# [EXERCISE INSTRUCTIONS]
Write out everything from the start of the entries down to the line containing "data-point-marker <box>256 147 267 160</box>", replacing "data-point-marker" with "data-marker" and leaving all else unchanged.

***** EXTRACTED MATERIAL

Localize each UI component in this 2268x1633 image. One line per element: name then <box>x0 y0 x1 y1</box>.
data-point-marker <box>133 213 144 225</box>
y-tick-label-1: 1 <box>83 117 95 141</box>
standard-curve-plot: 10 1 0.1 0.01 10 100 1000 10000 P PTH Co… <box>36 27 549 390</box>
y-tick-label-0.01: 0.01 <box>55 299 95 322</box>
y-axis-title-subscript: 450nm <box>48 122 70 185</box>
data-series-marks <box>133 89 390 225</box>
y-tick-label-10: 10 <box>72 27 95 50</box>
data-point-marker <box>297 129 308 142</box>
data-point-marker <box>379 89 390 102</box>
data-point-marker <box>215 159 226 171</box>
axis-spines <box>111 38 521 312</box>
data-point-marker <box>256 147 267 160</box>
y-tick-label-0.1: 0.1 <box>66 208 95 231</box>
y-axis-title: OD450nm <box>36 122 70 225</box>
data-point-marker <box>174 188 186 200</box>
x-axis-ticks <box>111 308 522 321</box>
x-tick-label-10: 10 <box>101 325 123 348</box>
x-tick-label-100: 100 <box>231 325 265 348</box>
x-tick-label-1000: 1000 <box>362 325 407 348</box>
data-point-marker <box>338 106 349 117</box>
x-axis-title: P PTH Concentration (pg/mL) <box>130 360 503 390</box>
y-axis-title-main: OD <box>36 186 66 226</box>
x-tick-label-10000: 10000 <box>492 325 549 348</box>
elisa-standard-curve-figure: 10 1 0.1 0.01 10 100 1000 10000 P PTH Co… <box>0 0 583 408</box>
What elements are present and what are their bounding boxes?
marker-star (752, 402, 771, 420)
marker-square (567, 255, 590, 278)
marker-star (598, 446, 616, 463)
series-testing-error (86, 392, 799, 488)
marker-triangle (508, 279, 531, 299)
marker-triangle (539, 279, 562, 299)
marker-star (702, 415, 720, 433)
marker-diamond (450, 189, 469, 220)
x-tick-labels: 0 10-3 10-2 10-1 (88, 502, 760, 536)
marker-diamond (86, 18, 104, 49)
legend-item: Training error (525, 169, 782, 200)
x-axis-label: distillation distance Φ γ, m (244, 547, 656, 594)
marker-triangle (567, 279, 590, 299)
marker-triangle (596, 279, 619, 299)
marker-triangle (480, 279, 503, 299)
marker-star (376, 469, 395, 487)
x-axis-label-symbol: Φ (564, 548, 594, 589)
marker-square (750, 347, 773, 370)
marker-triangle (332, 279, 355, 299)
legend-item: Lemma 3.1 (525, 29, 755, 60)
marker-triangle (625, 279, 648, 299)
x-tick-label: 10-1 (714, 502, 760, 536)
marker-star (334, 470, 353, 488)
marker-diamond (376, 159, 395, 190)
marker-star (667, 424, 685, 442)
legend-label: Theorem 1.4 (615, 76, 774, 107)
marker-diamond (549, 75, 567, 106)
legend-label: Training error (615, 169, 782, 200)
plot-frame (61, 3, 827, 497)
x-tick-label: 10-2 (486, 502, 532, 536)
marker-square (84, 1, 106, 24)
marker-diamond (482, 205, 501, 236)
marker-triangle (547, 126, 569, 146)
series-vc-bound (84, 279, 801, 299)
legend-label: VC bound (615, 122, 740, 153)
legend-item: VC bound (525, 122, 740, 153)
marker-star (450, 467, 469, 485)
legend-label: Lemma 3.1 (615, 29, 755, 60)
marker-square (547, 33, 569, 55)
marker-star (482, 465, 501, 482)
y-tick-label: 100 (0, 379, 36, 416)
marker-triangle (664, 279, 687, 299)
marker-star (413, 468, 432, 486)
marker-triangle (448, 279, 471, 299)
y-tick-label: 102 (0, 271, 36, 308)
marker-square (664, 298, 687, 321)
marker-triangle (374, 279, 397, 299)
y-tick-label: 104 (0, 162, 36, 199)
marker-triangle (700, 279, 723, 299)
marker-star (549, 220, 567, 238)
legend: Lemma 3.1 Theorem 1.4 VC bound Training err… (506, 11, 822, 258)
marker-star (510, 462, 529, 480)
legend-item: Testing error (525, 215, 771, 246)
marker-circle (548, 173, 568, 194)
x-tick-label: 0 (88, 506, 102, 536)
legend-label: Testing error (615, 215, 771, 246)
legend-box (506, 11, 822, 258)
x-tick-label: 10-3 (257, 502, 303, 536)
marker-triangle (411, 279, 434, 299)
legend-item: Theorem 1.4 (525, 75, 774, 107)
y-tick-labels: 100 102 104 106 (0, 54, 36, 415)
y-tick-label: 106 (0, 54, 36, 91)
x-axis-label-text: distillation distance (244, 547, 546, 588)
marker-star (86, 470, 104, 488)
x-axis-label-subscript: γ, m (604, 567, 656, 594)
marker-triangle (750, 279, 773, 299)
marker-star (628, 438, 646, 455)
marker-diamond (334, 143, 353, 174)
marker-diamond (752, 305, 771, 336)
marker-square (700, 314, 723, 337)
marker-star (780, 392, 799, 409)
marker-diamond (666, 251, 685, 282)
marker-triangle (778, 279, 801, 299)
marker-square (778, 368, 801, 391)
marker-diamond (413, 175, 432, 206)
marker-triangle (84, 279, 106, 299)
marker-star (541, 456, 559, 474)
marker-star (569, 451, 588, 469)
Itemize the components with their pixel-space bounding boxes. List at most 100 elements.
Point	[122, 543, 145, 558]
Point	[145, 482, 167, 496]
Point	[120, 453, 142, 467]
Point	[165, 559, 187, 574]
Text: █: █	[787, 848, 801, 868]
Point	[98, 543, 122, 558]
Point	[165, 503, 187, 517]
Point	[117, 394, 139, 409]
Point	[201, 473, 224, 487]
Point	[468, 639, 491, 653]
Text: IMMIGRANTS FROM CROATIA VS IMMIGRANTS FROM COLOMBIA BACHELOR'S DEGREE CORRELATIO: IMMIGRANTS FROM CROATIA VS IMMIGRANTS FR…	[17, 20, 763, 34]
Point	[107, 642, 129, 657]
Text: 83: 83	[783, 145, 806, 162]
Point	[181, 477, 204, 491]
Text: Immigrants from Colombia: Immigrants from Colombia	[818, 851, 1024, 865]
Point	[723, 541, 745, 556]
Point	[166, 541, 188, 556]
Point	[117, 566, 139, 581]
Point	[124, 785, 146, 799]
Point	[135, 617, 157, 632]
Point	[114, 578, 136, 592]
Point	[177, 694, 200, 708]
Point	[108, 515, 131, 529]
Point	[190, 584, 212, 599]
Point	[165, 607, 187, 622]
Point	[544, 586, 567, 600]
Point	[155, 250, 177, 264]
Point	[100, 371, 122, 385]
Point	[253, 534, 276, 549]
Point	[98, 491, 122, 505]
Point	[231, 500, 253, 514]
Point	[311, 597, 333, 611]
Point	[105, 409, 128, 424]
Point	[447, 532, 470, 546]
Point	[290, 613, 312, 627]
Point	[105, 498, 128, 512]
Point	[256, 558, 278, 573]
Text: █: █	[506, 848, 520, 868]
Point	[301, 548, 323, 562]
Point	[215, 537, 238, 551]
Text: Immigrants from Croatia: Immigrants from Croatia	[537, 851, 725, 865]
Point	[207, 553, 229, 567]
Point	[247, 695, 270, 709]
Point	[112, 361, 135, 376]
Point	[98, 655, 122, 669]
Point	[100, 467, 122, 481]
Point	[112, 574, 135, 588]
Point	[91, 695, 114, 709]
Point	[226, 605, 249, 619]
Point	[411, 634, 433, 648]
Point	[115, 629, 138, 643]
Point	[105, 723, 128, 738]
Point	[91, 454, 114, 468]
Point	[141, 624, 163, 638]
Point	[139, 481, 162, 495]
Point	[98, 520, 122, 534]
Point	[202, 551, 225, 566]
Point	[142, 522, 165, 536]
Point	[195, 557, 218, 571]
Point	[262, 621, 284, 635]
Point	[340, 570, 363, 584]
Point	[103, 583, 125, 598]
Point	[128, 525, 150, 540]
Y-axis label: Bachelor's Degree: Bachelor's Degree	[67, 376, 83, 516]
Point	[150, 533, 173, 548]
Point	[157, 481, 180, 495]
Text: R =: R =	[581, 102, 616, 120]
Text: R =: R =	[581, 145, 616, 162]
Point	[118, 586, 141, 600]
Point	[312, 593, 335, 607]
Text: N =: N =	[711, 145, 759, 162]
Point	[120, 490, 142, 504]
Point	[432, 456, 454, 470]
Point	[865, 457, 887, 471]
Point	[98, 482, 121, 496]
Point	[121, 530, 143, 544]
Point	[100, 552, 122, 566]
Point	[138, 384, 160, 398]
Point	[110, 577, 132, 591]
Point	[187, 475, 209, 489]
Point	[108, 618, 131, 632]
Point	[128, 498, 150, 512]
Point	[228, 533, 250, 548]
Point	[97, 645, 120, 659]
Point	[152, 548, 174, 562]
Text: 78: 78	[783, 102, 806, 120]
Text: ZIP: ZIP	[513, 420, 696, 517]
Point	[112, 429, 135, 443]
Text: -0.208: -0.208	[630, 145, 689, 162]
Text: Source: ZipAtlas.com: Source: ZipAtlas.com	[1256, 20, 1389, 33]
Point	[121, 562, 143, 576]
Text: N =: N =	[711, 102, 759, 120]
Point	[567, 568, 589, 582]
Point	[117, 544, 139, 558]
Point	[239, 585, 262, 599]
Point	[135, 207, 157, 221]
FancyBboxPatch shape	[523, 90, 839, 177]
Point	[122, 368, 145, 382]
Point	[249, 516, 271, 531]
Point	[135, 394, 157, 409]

**********

# [COMPLETED EXERCISE]
Localize each UI component in this 2268x1633 image. One line per element: name then <box>x0 y0 x1 y1</box>.
data-marker <box>133 213 144 225</box>
y-tick-label-1: 1 <box>83 117 95 141</box>
standard-curve-plot: 10 1 0.1 0.01 10 100 1000 10000 P PTH Co… <box>36 27 549 390</box>
y-tick-label-0.01: 0.01 <box>55 299 95 322</box>
y-axis-title-subscript: 450nm <box>48 122 70 185</box>
data-series-marks <box>133 89 390 225</box>
y-tick-label-10: 10 <box>72 27 95 50</box>
data-marker <box>297 129 308 142</box>
data-marker <box>379 89 390 102</box>
data-marker <box>215 159 226 171</box>
axis-spines <box>111 38 521 312</box>
data-marker <box>256 147 267 160</box>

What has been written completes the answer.